**AIM:** Scan the data beneath this task and copy each line that includes "underflows".

--- BEGIN MATERIAL PROVIDED ---

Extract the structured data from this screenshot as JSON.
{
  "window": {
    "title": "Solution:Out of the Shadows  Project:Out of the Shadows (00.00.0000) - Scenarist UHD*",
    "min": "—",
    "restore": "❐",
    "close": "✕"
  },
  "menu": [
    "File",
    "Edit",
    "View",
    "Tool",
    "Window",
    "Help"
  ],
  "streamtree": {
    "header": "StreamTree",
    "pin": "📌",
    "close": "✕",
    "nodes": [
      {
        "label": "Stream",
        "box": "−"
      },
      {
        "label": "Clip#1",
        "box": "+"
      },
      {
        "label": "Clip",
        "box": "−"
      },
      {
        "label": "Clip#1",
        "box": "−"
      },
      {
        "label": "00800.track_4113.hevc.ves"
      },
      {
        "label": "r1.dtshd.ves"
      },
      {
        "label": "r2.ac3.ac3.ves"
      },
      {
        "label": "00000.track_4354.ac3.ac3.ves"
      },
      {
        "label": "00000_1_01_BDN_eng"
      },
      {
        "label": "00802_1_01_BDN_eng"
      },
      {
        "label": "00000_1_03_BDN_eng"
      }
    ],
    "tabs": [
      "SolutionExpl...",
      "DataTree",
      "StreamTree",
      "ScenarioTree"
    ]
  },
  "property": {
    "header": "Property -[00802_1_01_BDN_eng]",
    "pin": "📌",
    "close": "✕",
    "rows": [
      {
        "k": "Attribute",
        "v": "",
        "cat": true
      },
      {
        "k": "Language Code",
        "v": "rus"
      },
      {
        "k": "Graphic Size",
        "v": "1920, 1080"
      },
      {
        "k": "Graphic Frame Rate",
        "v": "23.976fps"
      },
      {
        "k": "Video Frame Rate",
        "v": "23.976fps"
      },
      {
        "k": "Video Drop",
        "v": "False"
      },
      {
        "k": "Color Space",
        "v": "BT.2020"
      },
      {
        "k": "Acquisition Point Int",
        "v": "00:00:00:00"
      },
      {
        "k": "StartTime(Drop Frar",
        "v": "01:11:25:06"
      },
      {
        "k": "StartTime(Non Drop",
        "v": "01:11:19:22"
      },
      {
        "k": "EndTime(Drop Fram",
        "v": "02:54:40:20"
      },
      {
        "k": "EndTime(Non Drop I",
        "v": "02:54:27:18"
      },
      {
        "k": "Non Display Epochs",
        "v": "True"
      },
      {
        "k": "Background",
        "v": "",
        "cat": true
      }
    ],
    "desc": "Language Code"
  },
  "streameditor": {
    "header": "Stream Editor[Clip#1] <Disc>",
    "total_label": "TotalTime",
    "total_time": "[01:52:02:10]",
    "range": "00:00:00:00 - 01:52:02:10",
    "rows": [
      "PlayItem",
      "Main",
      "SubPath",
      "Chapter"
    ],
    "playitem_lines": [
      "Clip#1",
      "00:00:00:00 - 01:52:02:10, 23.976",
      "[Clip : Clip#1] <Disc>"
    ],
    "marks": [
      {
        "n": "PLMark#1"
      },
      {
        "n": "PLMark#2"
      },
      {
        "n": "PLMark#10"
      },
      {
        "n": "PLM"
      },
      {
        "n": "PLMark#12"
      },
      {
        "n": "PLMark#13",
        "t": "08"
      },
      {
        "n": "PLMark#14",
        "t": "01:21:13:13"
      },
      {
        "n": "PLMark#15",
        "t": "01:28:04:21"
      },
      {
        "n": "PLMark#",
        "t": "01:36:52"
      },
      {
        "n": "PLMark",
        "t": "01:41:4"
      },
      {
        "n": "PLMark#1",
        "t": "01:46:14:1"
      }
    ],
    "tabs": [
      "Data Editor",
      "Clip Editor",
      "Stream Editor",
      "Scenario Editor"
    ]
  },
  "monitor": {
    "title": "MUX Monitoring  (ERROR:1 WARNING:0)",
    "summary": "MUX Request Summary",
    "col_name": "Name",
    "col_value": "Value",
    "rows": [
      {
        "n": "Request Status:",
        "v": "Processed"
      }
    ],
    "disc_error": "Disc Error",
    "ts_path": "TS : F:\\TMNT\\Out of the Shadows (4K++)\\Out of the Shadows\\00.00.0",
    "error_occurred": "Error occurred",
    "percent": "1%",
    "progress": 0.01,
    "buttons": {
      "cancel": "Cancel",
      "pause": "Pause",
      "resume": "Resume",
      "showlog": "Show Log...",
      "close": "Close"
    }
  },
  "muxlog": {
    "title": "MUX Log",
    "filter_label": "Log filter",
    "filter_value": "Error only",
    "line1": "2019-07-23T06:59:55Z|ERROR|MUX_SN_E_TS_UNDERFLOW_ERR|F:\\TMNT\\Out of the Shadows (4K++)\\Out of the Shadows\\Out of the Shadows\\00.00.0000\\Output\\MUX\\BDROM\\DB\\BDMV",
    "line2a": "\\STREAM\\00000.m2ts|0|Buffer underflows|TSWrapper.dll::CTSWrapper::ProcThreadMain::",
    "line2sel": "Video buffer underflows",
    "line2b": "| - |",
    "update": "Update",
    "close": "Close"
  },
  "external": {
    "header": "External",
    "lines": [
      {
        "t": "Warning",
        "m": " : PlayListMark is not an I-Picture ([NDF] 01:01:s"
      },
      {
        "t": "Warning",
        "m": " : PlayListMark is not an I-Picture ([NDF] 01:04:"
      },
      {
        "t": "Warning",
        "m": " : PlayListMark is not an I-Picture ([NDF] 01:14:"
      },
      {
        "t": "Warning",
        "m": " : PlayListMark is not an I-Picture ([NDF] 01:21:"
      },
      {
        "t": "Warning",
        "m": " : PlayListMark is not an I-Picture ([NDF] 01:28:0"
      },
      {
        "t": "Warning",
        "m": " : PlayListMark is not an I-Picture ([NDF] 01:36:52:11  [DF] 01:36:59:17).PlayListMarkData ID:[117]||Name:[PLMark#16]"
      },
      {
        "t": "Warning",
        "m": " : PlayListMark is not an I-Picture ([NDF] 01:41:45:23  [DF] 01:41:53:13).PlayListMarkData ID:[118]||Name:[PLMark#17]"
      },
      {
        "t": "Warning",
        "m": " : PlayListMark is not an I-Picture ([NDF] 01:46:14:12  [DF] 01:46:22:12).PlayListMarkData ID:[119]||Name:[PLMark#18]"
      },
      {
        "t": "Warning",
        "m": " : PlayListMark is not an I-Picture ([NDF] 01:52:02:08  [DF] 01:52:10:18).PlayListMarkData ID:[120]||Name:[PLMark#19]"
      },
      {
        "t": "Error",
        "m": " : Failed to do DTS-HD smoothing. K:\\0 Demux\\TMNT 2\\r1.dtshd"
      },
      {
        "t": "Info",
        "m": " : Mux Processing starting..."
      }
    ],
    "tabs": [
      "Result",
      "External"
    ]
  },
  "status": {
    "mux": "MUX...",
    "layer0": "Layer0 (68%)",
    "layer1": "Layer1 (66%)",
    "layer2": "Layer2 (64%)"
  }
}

--- END MATERIAL PROVIDED ---

**CORRECT RESPONSE:**
    "line2a": "\\STREAM\\00000.m2ts|0|Buffer underflows|TSWrapper.dll::CTSWrapper::ProcThreadMain::",
    "line2sel": "Video buffer underflows",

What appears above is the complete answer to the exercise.